■ SET PROBLEM ■
Reproduce all of the listing below without alteration.

Data records
· · · · ·
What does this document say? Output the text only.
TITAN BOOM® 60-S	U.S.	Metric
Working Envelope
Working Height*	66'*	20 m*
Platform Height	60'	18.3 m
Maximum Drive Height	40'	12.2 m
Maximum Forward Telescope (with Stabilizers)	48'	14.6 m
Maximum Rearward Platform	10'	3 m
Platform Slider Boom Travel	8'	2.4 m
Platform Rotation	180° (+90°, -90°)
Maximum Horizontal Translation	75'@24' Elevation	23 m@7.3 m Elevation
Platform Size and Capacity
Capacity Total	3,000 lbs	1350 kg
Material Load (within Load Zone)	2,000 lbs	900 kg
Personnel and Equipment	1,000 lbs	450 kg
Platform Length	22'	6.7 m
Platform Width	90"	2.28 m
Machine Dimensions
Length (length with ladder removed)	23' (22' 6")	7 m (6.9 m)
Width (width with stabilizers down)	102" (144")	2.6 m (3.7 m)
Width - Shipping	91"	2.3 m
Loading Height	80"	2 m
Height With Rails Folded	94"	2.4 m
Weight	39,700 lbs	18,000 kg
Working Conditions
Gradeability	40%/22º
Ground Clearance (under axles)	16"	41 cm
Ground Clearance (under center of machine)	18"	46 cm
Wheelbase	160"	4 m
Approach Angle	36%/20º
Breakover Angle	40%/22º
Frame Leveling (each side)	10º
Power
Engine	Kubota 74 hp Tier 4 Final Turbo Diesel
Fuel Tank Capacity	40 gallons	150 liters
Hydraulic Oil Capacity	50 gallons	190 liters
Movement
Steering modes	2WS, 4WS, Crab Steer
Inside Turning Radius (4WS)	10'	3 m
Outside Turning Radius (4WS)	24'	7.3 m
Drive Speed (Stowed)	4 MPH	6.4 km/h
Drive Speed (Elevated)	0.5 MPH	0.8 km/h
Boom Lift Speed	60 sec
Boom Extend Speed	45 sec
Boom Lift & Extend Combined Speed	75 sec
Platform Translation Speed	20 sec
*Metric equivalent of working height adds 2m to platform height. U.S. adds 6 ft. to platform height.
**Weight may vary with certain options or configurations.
· · · · ·
■ FINAL RESULT ■
What does this document say? Output the text only.
TITAN BOOM® 60-S	U.S.	Metric
Working Envelope
Working Height*	66'*	20 m*
Platform Height	60'	18.3 m
Maximum Drive Height	40'	12.2 m
Maximum Forward Telescope (with Stabilizers)	48'	14.6 m
Maximum Rearward Platform	10'	3 m
Platform Slider Boom Travel	8'	2.4 m
Platform Rotation	180° (+90°, -90°)
Maximum Horizontal Translation	75'@24' Elevation	23 m@7.3 m Elevation
Platform Size and Capacity
Capacity Total	3,000 lbs	1350 kg
Material Load (within Load Zone)	2,000 lbs	900 kg
Personnel and Equipment	1,000 lbs	450 kg
Platform Length	22'	6.7 m
Platform Width	90"	2.28 m
Machine Dimensions
Length (length with ladder removed)	23' (22' 6")	7 m (6.9 m)
Width (width with stabilizers down)	102" (144")	2.6 m (3.7 m)
Width - Shipping	91"	2.3 m
Loading Height	80"	2 m
Height With Rails Folded	94"	2.4 m
Weight	39,700 lbs	18,000 kg
Working Conditions
Gradeability	40%/22º
Ground Clearance (under axles)	16"	41 cm
Ground Clearance (under center of machine)	18"	46 cm
Wheelbase	160"	4 m
Approach Angle	36%/20º
Breakover Angle	40%/22º
Frame Leveling (each side)	10º
Power
Engine	Kubota 74 hp Tier 4 Final Turbo Diesel
Fuel Tank Capacity	40 gallons	150 liters
Hydraulic Oil Capacity	50 gallons	190 liters
Movement
Steering modes	2WS, 4WS, Crab Steer
Inside Turning Radius (4WS)	10'	3 m
Outside Turning Radius (4WS)	24'	7.3 m
Drive Speed (Stowed)	4 MPH	6.4 km/h
Drive Speed (Elevated)	0.5 MPH	0.8 km/h
Boom Lift Speed	60 sec
Boom Extend Speed	45 sec
Boom Lift & Extend Combined Speed	75 sec
Platform Translation Speed	20 sec
*Metric equivalent of working height adds 2m to platform height. U.S. adds 6 ft. to platform height.
**Weight may vary with certain options or configurations.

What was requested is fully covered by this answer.